begin
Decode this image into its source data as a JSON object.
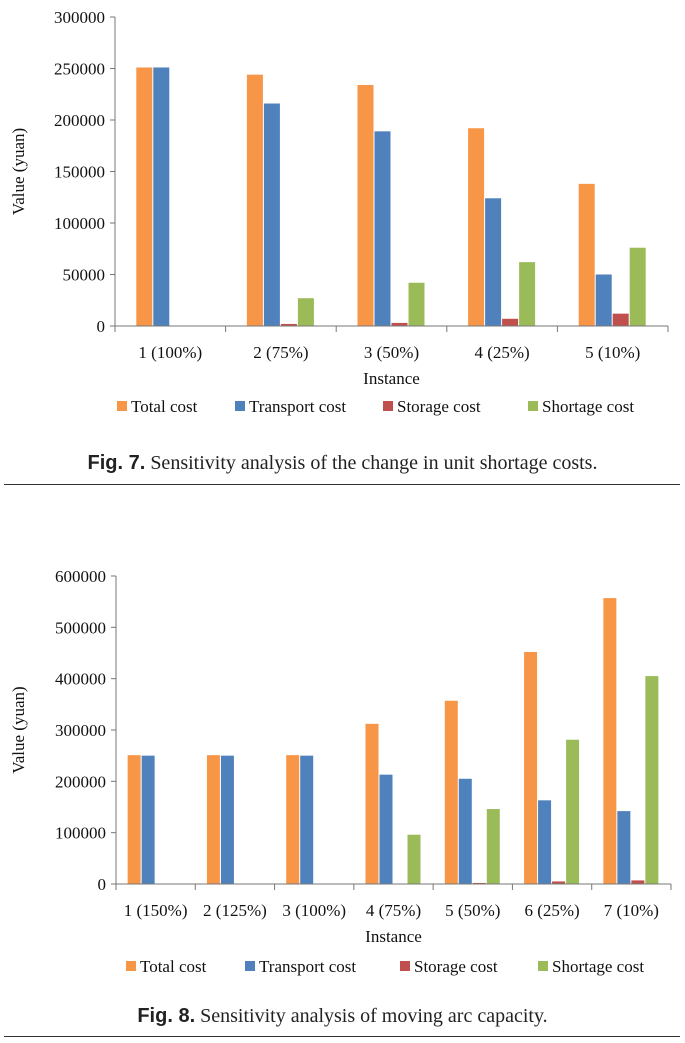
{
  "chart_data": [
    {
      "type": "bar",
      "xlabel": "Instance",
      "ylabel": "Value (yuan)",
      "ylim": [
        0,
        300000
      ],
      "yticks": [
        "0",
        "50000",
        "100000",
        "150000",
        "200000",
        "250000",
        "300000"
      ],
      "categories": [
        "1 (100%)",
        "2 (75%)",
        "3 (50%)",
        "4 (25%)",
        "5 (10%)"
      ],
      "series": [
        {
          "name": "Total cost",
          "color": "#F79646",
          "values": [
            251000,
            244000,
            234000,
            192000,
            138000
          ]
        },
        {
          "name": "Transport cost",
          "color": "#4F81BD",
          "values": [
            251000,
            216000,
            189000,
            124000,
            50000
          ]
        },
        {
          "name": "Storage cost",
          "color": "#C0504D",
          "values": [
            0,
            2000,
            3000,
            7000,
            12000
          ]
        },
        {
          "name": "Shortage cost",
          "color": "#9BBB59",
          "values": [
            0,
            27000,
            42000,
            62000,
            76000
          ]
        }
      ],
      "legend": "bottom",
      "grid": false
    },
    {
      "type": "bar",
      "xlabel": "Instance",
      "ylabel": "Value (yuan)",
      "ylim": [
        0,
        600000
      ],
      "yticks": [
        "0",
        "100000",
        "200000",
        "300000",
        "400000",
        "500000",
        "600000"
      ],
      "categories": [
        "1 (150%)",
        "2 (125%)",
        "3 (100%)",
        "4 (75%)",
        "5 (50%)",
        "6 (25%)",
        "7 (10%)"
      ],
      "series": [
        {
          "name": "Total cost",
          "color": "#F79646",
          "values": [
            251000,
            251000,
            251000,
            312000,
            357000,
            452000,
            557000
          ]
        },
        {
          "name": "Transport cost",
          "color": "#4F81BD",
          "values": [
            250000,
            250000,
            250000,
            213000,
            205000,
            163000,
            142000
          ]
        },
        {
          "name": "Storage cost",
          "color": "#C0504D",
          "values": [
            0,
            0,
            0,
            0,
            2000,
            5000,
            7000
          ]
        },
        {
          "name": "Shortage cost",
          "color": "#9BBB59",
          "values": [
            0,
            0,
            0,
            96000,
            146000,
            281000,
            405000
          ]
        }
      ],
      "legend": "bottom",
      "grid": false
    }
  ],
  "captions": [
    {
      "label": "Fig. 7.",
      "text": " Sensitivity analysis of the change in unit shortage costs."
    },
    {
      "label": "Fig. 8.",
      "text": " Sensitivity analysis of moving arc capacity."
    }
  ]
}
end
* Aim
Read the entries and pick out all lines that include the word "text".

* Answer to the task
      "text": " Sensitivity analysis of the change in unit shortage costs."
      "text": " Sensitivity analysis of moving arc capacity."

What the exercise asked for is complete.